**TRECHO DA PÁGINA**
────

Uma das passagens bíblicas que melhor ilustra isso encontra-se no Primeiro Livro dos Reis. Elias fez um desafio aos profetas de Baal: tanto um quanto outros colocariam um novilho sobre uma pilha de lenha, e invocariam, estes Baal, aquele o Senhor. O Deus que respondesse seria o verdadeiro Deus. Os sacerdotes de Baal foram os primeiros a fazer a prova. Após gritarem pelo ídolo pagão durante a manhã inteira sem obterem resposta, Elias começou a zombar deles:

Sendo já meio-dia, Elias escarnecia-os, dizendo: Gritai com mais força, pois (seguramente!) ele é deus; mas estará entretido em alguma conversa, ou ocupado, ou em viagem, ou estará dormindo… e isso o acordará. [1Rs 18, 27]

E eles gritaram. “Mas não houve voz, nem resposta, nem sinal algum de atenção” (v. 29). Foi quando Elias preparou um altar, e invocou o nome do Senhor, e então “o fogo do Senhor baixou do céu e consumiu o holocausto, a lenha, as pedras, a poeira e até mesmo a água da valeta” (v. 38). Elias debochou duramente dos seguidores de Baal, expondo-os ao ridículo diante do povo de Israel; depois disso, clamou ao Senhor e foi escutado.

────

Itens armazenados de uma coleção
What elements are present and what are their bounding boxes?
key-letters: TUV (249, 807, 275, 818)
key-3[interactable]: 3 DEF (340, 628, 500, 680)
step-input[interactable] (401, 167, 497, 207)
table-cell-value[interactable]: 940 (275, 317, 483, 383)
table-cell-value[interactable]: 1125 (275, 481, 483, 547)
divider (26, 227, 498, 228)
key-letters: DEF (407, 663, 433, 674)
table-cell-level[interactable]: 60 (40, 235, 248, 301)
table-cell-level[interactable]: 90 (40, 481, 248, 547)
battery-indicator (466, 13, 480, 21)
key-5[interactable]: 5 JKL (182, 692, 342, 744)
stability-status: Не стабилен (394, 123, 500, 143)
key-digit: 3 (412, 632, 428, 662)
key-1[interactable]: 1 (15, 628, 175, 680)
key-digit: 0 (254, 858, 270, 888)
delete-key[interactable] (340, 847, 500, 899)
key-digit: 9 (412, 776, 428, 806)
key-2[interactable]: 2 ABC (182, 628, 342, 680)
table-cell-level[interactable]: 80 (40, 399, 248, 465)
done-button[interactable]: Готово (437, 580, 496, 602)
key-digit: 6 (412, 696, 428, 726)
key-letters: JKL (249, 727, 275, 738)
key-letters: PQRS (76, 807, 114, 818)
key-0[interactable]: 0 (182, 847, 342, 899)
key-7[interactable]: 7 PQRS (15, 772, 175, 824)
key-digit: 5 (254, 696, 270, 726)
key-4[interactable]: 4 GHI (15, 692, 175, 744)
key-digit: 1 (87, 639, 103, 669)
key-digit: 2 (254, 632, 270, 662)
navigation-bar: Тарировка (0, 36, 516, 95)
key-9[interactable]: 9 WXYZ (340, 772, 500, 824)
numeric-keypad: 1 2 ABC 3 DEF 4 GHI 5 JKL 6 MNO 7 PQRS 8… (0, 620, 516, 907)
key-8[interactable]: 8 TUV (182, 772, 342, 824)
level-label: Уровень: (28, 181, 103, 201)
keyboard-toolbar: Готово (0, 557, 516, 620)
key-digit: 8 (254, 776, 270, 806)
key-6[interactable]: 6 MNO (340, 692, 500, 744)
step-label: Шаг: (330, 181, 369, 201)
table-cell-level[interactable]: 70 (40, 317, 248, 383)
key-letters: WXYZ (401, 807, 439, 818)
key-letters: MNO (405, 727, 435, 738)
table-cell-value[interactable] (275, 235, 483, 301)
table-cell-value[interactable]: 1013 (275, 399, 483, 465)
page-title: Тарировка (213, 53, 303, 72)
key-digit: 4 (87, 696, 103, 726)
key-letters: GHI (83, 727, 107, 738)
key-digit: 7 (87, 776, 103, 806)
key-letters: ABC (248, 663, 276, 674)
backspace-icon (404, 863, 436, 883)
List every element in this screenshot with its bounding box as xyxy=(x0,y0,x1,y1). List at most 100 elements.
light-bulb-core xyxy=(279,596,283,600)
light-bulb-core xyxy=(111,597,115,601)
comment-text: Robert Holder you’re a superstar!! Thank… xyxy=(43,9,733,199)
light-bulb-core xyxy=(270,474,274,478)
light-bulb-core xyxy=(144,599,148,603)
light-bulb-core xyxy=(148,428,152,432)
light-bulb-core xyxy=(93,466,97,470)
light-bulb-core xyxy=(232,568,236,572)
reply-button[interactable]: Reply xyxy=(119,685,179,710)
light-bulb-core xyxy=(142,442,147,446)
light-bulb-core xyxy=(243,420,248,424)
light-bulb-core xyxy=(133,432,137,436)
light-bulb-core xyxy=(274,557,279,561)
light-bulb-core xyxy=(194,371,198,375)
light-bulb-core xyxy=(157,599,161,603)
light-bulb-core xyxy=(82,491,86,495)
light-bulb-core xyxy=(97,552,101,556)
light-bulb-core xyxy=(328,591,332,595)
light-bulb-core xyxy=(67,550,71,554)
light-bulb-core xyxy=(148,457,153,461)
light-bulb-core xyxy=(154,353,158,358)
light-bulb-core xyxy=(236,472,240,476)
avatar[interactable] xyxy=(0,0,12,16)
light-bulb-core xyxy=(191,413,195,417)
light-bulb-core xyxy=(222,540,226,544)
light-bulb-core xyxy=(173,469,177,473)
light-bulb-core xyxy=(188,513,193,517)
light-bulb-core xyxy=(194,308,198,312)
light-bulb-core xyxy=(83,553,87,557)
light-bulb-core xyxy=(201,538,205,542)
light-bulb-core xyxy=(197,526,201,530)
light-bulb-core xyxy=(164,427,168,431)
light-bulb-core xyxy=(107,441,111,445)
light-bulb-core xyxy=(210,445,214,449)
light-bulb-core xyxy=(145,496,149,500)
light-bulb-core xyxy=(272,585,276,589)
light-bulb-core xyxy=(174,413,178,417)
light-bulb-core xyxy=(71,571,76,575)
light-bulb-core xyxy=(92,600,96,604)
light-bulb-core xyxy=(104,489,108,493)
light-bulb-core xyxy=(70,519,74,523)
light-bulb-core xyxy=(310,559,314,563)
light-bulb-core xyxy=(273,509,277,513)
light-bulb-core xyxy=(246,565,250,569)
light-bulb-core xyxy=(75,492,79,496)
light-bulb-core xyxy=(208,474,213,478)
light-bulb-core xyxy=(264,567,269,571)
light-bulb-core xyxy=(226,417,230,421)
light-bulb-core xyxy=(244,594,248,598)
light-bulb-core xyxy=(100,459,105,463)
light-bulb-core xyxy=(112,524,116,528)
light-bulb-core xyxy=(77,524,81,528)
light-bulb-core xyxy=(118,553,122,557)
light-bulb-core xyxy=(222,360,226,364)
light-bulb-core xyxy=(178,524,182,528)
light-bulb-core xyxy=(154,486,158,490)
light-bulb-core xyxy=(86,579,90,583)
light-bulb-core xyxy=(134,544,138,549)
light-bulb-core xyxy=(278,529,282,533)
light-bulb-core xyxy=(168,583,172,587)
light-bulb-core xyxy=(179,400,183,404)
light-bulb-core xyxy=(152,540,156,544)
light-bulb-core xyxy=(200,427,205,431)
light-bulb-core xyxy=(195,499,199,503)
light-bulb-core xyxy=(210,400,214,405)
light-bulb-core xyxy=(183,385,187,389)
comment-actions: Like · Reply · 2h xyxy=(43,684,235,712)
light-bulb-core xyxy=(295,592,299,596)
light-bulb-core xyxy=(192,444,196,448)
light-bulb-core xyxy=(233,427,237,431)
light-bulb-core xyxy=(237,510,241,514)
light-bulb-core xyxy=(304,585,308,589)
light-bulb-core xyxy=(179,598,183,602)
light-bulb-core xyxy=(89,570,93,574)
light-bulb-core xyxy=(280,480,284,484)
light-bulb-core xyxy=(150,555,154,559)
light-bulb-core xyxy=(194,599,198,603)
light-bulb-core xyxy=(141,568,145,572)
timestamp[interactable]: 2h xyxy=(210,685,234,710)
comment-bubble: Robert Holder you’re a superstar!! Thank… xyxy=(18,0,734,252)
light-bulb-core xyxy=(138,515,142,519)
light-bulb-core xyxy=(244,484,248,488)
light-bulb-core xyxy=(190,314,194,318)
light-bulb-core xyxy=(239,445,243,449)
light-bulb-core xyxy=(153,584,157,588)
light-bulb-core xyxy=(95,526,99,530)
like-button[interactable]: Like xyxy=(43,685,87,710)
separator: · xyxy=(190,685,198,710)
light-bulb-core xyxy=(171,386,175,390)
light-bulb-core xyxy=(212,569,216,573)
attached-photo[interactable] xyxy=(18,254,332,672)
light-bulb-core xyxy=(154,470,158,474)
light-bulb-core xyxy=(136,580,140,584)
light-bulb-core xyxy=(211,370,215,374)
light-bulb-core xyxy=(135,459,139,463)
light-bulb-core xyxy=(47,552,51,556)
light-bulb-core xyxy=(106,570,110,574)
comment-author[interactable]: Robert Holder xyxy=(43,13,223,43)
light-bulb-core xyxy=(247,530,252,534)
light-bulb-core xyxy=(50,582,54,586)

────

**EXERCÍCIOS**
• A. Transcreva os registros como uma lista JSON de strings, uma por linha e sem as linhas em branco. Comece no início deles e vá até a linha que contém "done-button[interactable]: Готово (437, 580, 496, 602)", incluindo-a.
• B. Escreva a continuação do trecho sobre o desafio de Elias aos profetas de Baal, começando logo após a última frase.

**RESPOSTAS POR TAREFA**
• A.
[
  "What elements are present and what are their bounding boxes?",
  "key-letters: TUV (249, 807, 275, 818)",
  "key-3[interactable]: 3 DEF (340, 628, 500, 680)",
  "step-input[interactable] (401, 167, 497, 207)",
  "table-cell-value[interactable]: 940 (275, 317, 483, 383)",
  "table-cell-value[interactable]: 1125 (275, 481, 483, 547)",
  "divider (26, 227, 498, 228)",
  "key-letters: DEF (407, 663, 433, 674)",
  "table-cell-level[interactable]: 60 (40, 235, 248, 301)",
  "table-cell-level[interactable]: 90 (40, 481, 248, 547)",
  "battery-indicator (466, 13, 480, 21)",
  "key-5[interactable]: 5 JKL (182, 692, 342, 744)",
  "stability-status: Не стабилен (394, 123, 500, 143)",
  "key-digit: 3 (412, 632, 428, 662)",
  "key-1[interactable]: 1 (15, 628, 175, 680)",
  "key-digit: 0 (254, 858, 270, 888)",
  "delete-key[interactable] (340, 847, 500, 899)",
  "key-digit: 9 (412, 776, 428, 806)",
  "key-2[interactable]: 2 ABC (182, 628, 342, 680)",
  "table-cell-level[interactable]: 80 (40, 399, 248, 465)",
  "done-button[interactable]: Готово (437, 580, 496, 602)"
]

• B.
E os santos que se envolveram em polêmicas foram por muitas vezes ácidos e irônicos. Existe um escrito de São Jerônimo que, na minha opinião, todos os católicos deveriam ler e reler: trata-se do Tratado da Virgindade Perpétua da Santíssima Virgem. Foi uma polêmica que o santo travou com um herege chamado Helvídio, que negava a Virgindade de Maria Santíssima. Já nas primeiras linhas da obra, São Jerônimo deixa claro qual é o seu estilo:

1. Há algum tempo, recebi o pedido de alguns irmãos para responder a um panfleto escrito por um tal Helvídio. Demorei para fazê-lo, não porque fosse tarefa difícil defender a verdade e refutar um ignorante sem cultura, que dificilmente tomou contato com os primeiros graus do saber, mas porque fiquei preocupado em oferecer uma resposta digna, que desmoronasse os seus argumentos.

Havia ainda a preocupação de que um discípulo confuso (o único sujeito do mundo que se considera clérigo e leigo; único também, como se diz, que pensa que a eloquência consiste na tagarelice, e que falar mal de alguém torna o testemunho de boa fé) poderia passar a blasfemar ainda mais, caso lhe fosse dada outra oportunidade para discutir. Ele, então, como se estivesse sobre um pedestal, passaria a espalhar suas opiniões em todos os lugares.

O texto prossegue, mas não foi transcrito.